» WHAT IS REQUIRED:
Reproduce the whole listing, character for character.

» DATA IN THIS EXERCISE:
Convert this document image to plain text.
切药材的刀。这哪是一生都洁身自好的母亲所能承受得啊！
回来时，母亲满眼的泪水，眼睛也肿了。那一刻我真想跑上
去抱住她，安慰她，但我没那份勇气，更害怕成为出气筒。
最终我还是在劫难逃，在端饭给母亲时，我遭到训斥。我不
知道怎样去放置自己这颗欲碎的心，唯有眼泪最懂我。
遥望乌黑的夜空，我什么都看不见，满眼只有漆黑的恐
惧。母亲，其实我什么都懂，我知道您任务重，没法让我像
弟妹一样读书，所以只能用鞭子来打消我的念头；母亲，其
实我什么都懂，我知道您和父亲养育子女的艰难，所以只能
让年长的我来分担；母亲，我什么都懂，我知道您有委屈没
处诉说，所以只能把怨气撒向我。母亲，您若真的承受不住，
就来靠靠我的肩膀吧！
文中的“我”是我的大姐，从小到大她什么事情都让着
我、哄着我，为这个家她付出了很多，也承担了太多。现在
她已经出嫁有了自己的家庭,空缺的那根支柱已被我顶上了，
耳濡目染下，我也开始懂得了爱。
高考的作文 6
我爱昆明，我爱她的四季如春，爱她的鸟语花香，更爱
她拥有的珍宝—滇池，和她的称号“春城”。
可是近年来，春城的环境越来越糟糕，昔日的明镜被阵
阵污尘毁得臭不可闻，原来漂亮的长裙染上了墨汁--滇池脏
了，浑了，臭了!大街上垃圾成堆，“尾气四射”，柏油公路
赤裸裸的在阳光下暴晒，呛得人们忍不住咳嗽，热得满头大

» TASK RESULT:
Convert this document image to plain text.
切药材的刀。这哪是一生都洁身自好的母亲所能承受得啊！
回来时，母亲满眼的泪水，眼睛也肿了。那一刻我真想跑上
去抱住她，安慰她，但我没那份勇气，更害怕成为出气筒。
最终我还是在劫难逃，在端饭给母亲时，我遭到训斥。我不
知道怎样去放置自己这颗欲碎的心，唯有眼泪最懂我。
遥望乌黑的夜空，我什么都看不见，满眼只有漆黑的恐
惧。母亲，其实我什么都懂，我知道您任务重，没法让我像
弟妹一样读书，所以只能用鞭子来打消我的念头；母亲，其
实我什么都懂，我知道您和父亲养育子女的艰难，所以只能
让年长的我来分担；母亲，我什么都懂，我知道您有委屈没
处诉说，所以只能把怨气撒向我。母亲，您若真的承受不住，
就来靠靠我的肩膀吧！
文中的“我”是我的大姐，从小到大她什么事情都让着
我、哄着我，为这个家她付出了很多，也承担了太多。现在
她已经出嫁有了自己的家庭,空缺的那根支柱已被我顶上了，
耳濡目染下，我也开始懂得了爱。
高考的作文 6
我爱昆明，我爱她的四季如春，爱她的鸟语花香，更爱
她拥有的珍宝—滇池，和她的称号“春城”。
可是近年来，春城的环境越来越糟糕，昔日的明镜被阵
阵污尘毁得臭不可闻，原来漂亮的长裙染上了墨汁--滇池脏
了，浑了，臭了!大街上垃圾成堆，“尾气四射”，柏油公路
赤裸裸的在阳光下暴晒，呛得人们忍不住咳嗽，热得满头大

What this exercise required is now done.